### Seçilmiş bölüm:
* * *
X

Sezgilerimize nasıl bu kadar yabancılaştık: Akıl çağının getirdikleri

Evet artık süper teknoloji çağında yaşıyoruz. Yapay zeka çalışmaları akıl almaz boyutlara ulaştı, öyle ki insan yapımı robotların kendi aralarında yeni bir dil geliştirdiği haberlerini daha dün ekranlarda hayretle izledik. Artık cep telefonlarımızla istediğimiz her veriye saniyeler içinde ulaşıyor, herkesle her an iletişimde kalabiliyor, limitsiz kredi kartlarımız ile devamlı alışveriş yapıyoruz. Daha çok kazandıkça, daha çok harcıyoruz. Koşuyoruz, hem de soluksuzca… Daha iyisine, daha hızlısına, daha gösterişlisine, doyumsuzca… İlişkilerimizi hızla, zamanımızı acımasızca tüketir olduk. Sosyal medya bağımlılığımız çığ gibi büyüyor. Bir insanın günde ortalama 70 kez telefonu eline aldığını biliyor muydunuz? Her an her saniye uyarılıyoruz, uyarıcılara maruz kalıyoruz.
* * *
### Veri seti kesiti:
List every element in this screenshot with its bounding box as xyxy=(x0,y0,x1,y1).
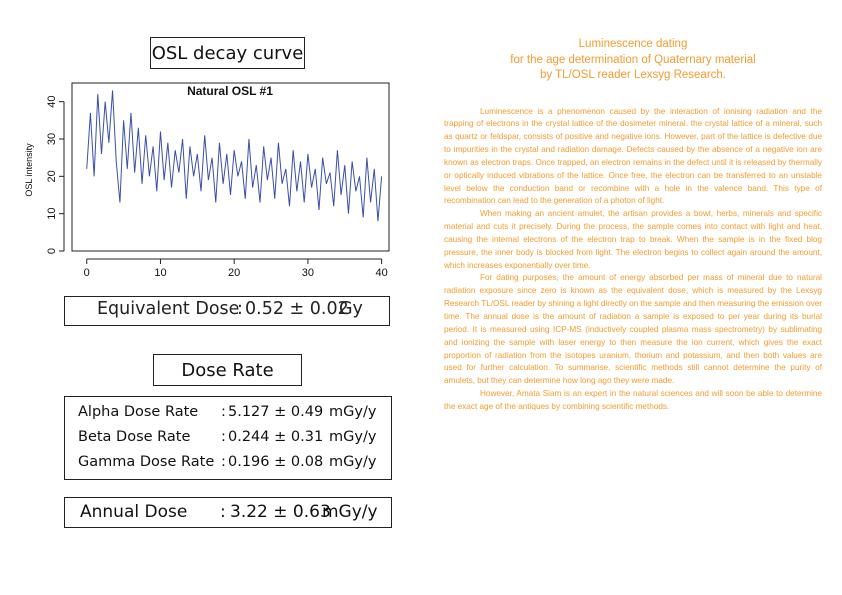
* * *
### Görev tanımı:
Sezgilere yabancılaşma üzerine yazıdan "Sezgilerimize nasıl bu" sözleriyle başlayıp "uyarıcılara maruz kalıyoruz." sözlerine kadar devam eden kısmı kelimesi kelimesine aktarın.

### Görev çözümü:
Sezgilerimize nasıl bu kadar yabancılaştık: Akıl çağının getirdikleri

Evet artık süper teknoloji çağında yaşıyoruz. Yapay zeka çalışmaları akıl almaz boyutlara ulaştı, öyle ki insan yapımı robotların kendi aralarında yeni bir dil geliştirdiği haberlerini daha dün ekranlarda hayretle izledik. Artık cep telefonlarımızla istediğimiz her veriye saniyeler içinde ulaşıyor, herkesle her an iletişimde kalabiliyor, limitsiz kredi kartlarımız ile devamlı alışveriş yapıyoruz. Daha çok kazandıkça, daha çok harcıyoruz. Koşuyoruz, hem de soluksuzca… Daha iyisine, daha hızlısına, daha gösterişlisine, doyumsuzca… İlişkilerimizi hızla, zamanımızı acımasızca tüketir olduk. Sosyal medya bağımlılığımız çığ gibi büyüyor. Bir insanın günde ortalama 70 kez telefonu eline aldığını biliyor muydunuz? Her an her saniye uyarılıyoruz, uyarıcılara maruz kalıyoruz.